>>>
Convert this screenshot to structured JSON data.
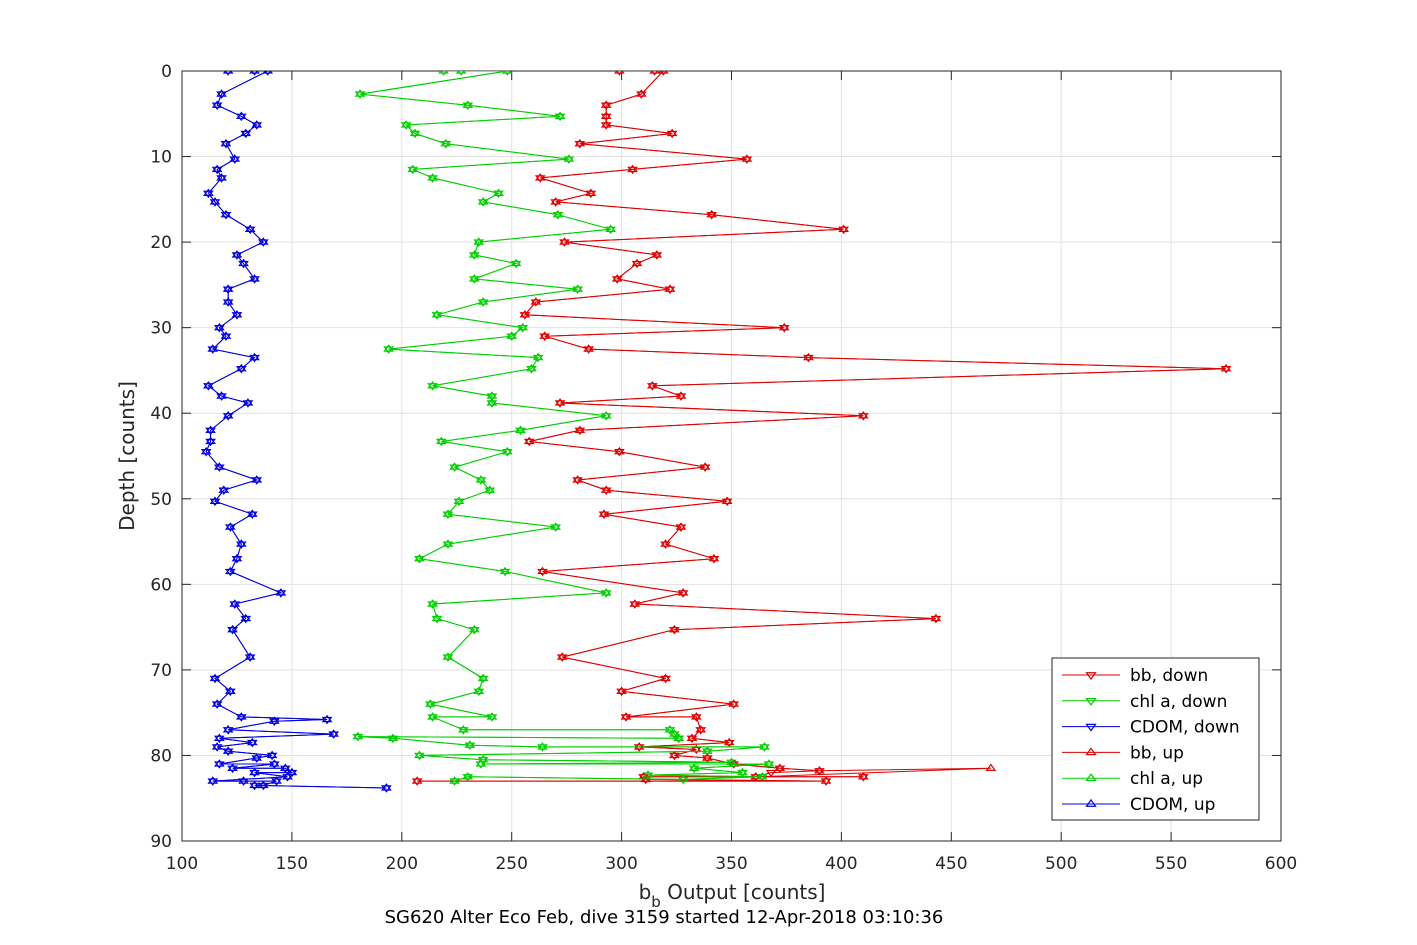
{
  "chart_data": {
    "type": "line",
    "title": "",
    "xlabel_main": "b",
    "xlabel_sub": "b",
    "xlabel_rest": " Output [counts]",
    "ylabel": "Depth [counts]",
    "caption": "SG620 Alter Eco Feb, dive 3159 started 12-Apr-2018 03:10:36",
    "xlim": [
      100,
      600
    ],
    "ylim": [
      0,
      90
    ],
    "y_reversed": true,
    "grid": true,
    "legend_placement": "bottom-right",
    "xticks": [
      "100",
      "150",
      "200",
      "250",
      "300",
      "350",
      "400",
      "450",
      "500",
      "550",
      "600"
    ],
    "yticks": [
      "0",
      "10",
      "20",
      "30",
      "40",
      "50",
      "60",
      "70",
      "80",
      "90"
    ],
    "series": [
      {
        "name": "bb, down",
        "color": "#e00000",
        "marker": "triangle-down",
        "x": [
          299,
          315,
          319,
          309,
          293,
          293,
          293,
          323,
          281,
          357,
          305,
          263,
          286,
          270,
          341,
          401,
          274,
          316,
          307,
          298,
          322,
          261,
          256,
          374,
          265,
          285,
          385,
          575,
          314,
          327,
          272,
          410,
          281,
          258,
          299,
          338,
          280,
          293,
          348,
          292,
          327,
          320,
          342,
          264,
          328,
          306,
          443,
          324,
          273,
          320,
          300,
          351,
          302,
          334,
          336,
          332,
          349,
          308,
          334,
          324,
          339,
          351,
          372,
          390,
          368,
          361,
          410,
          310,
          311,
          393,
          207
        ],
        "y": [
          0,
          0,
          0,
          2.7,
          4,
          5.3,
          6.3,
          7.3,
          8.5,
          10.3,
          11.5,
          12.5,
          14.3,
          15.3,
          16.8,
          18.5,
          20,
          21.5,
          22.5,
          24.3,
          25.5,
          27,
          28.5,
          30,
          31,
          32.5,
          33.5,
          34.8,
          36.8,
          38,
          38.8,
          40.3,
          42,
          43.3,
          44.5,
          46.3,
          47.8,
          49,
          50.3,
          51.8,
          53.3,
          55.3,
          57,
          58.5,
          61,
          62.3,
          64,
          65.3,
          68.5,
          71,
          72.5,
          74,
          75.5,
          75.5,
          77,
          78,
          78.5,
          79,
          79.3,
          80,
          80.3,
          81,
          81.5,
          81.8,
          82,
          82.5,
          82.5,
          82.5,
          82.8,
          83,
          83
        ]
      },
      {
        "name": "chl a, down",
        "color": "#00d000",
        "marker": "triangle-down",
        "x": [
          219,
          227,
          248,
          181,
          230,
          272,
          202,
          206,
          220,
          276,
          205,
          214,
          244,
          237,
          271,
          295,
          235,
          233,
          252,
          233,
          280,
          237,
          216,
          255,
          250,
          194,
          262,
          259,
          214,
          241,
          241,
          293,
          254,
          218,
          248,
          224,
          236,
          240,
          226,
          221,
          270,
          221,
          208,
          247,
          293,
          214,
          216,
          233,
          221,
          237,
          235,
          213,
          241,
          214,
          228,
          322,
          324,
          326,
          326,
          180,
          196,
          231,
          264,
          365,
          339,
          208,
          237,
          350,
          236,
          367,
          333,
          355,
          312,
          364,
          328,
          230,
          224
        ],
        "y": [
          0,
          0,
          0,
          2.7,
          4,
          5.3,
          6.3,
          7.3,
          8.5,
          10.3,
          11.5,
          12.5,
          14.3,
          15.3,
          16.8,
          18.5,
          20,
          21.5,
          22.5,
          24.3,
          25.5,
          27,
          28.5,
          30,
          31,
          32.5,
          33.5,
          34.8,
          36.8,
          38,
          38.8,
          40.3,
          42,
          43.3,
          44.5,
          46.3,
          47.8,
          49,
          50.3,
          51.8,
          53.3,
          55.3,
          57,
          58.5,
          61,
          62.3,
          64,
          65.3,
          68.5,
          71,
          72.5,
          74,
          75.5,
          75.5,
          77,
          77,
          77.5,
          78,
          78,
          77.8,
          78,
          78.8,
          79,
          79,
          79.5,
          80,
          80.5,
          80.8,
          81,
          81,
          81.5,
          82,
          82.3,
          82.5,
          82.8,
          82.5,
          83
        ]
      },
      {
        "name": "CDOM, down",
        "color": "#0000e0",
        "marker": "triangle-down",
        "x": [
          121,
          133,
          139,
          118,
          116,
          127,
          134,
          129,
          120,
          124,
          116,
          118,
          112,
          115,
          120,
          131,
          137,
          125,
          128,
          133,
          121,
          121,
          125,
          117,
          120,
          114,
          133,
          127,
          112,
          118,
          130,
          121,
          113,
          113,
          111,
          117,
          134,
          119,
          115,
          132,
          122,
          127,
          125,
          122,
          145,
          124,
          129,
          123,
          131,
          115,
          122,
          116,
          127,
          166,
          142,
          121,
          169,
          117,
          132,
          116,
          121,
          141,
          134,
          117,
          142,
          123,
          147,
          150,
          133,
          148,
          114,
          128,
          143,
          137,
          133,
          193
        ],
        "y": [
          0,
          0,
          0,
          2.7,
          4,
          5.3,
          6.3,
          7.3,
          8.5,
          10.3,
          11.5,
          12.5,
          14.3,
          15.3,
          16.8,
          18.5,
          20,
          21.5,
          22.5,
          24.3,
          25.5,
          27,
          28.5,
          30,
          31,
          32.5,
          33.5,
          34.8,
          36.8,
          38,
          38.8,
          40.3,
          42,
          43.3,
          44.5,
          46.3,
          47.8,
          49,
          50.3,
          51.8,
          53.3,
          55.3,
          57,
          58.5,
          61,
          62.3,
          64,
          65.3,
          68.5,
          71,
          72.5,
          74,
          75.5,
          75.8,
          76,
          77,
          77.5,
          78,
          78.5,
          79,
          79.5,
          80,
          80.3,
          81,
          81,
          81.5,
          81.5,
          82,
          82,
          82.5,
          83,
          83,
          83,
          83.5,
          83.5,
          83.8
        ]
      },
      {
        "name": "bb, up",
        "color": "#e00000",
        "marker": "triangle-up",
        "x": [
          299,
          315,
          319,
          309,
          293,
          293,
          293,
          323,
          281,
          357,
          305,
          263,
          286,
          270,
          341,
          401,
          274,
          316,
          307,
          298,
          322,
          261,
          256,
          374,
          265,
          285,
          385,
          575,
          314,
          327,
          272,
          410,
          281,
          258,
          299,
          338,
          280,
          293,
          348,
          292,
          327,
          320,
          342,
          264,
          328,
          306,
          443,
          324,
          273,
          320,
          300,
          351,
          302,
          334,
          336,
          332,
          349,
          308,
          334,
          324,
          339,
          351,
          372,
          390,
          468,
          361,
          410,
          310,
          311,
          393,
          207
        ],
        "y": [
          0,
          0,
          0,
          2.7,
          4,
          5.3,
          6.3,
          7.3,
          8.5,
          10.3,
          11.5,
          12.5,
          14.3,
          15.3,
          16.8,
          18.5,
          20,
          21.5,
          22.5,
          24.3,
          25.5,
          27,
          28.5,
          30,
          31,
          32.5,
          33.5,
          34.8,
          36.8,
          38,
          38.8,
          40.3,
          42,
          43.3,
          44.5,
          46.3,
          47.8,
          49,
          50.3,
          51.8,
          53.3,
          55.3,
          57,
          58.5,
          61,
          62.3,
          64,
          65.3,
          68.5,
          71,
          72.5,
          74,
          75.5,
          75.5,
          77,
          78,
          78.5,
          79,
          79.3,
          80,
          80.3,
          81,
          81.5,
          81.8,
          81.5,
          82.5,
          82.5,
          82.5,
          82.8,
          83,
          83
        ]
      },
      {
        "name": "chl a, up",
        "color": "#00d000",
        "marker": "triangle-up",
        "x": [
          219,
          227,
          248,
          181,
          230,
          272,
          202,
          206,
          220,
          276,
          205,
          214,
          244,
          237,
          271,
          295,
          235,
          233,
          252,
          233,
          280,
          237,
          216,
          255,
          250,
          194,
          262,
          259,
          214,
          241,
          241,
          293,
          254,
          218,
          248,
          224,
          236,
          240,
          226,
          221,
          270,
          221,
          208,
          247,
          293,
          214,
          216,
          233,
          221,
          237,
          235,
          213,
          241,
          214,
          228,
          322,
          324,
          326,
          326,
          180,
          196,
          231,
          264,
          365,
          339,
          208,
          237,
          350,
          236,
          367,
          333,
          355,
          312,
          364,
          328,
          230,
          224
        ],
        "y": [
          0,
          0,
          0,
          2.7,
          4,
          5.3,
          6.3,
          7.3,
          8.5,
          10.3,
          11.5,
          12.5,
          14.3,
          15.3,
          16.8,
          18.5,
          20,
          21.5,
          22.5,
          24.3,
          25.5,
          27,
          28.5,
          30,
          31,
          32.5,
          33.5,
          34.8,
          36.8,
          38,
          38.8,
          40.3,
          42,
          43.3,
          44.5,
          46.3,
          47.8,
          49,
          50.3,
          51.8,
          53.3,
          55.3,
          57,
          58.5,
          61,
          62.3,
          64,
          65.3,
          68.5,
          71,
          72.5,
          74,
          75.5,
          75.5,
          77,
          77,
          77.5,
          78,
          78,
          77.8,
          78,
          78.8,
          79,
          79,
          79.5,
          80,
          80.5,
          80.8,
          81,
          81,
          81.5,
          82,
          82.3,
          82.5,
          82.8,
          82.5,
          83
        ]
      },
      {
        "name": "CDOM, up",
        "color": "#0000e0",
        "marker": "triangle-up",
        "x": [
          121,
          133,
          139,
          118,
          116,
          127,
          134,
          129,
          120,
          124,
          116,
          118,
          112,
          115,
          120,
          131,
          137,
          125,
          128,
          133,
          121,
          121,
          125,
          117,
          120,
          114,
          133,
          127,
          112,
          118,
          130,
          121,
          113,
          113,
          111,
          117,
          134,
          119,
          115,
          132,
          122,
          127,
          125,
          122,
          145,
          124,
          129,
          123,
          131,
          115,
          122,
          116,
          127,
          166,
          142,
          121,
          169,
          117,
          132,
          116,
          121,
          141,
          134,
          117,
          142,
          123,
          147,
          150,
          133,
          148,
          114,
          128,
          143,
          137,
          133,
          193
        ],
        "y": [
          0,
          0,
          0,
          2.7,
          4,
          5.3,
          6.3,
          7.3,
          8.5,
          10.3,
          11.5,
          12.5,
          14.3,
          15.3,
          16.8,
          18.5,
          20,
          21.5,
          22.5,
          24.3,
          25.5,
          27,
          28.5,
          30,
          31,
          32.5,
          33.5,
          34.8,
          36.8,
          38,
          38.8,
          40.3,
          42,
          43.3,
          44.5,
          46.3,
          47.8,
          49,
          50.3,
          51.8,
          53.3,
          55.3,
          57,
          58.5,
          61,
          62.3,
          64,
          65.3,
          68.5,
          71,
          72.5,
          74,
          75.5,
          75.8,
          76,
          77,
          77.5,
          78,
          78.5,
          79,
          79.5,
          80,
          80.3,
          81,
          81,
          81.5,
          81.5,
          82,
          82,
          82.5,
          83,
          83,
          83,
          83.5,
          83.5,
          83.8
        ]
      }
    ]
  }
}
<<<
>>>
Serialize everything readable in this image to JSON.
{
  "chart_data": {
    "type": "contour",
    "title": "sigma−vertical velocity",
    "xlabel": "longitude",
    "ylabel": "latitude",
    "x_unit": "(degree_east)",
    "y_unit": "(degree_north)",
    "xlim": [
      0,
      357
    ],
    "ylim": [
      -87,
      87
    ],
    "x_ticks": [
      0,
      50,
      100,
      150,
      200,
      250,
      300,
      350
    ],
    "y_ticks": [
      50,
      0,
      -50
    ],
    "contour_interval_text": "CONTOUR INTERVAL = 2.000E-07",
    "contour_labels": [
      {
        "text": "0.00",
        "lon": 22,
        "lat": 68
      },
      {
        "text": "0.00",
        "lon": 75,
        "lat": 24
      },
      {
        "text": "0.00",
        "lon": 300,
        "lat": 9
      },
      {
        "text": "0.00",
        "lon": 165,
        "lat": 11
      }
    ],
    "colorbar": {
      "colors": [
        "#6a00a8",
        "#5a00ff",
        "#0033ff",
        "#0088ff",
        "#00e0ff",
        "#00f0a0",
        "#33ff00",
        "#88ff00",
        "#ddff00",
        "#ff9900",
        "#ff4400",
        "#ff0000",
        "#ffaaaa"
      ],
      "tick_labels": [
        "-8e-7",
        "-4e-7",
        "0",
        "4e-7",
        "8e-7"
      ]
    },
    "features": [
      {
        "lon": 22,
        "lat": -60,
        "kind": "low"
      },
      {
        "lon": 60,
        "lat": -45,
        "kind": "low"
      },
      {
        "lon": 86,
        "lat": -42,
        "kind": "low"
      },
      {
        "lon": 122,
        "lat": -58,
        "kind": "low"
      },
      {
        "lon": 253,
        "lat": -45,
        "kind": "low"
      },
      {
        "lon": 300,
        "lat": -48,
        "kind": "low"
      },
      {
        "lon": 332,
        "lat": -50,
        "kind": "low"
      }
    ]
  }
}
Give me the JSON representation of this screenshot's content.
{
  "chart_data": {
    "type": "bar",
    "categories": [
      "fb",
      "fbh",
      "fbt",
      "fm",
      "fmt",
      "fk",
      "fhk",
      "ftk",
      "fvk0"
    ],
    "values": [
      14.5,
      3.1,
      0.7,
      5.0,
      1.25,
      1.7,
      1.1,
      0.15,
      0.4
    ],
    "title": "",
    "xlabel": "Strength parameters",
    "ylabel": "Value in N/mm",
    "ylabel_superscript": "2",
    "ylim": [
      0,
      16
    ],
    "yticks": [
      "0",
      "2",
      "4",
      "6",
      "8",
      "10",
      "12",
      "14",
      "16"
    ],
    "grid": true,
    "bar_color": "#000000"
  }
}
<<<
>>>
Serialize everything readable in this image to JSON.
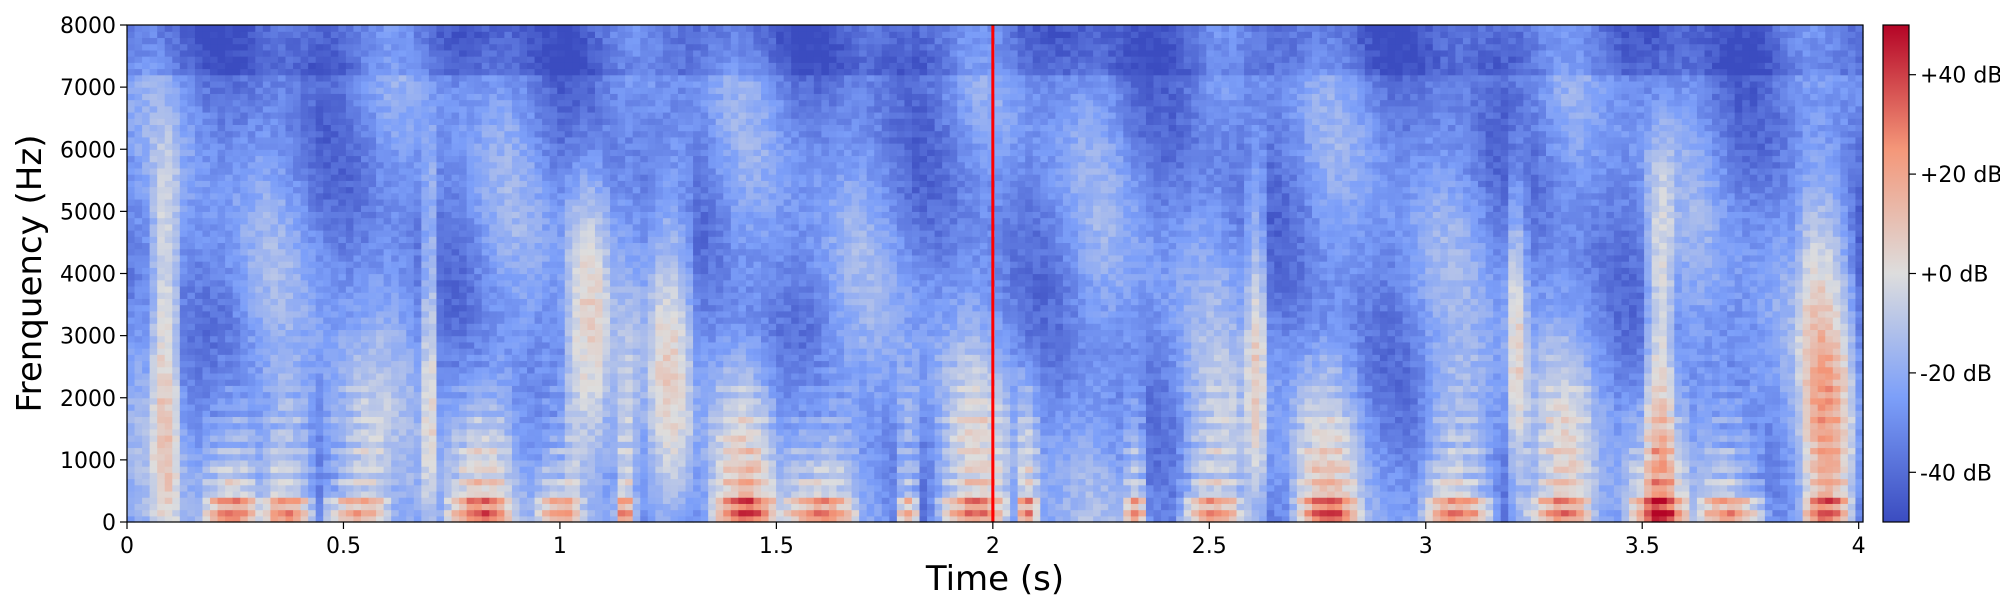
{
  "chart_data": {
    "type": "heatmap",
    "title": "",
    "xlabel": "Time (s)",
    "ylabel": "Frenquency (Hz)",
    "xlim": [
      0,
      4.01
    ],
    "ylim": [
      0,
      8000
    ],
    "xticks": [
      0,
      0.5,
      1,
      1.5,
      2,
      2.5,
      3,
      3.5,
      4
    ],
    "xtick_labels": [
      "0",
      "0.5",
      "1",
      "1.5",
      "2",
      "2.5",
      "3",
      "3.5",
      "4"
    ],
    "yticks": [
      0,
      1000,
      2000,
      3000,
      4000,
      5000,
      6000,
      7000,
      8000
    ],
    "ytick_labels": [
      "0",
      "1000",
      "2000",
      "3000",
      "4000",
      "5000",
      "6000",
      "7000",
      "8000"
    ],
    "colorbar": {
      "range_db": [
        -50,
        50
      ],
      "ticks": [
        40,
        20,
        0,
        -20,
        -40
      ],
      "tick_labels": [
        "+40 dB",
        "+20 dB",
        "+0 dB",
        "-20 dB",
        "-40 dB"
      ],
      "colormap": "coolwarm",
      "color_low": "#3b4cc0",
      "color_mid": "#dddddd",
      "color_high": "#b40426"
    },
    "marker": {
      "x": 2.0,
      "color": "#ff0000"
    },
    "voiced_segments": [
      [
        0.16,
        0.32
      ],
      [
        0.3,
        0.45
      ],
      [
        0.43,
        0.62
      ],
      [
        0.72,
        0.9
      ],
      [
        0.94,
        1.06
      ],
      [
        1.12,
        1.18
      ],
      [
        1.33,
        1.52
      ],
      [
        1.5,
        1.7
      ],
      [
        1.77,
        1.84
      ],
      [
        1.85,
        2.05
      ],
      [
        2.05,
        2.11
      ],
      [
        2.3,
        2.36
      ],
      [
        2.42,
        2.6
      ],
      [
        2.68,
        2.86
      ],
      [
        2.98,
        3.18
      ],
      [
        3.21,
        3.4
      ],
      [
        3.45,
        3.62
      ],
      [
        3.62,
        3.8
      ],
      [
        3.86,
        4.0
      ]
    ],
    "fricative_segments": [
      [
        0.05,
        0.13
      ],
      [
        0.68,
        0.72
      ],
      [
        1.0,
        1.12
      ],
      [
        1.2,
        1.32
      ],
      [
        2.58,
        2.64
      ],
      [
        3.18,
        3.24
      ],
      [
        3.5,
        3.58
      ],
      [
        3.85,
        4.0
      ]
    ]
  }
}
<<<
Search the material above for "JSON". Pull out each line where it shows up.

Convert this screenshot to structured JSON data.
Serialize everything readable in this image to JSON.
Give me the JSON representation of this screenshot's content.
Serialize everything readable in this image to JSON.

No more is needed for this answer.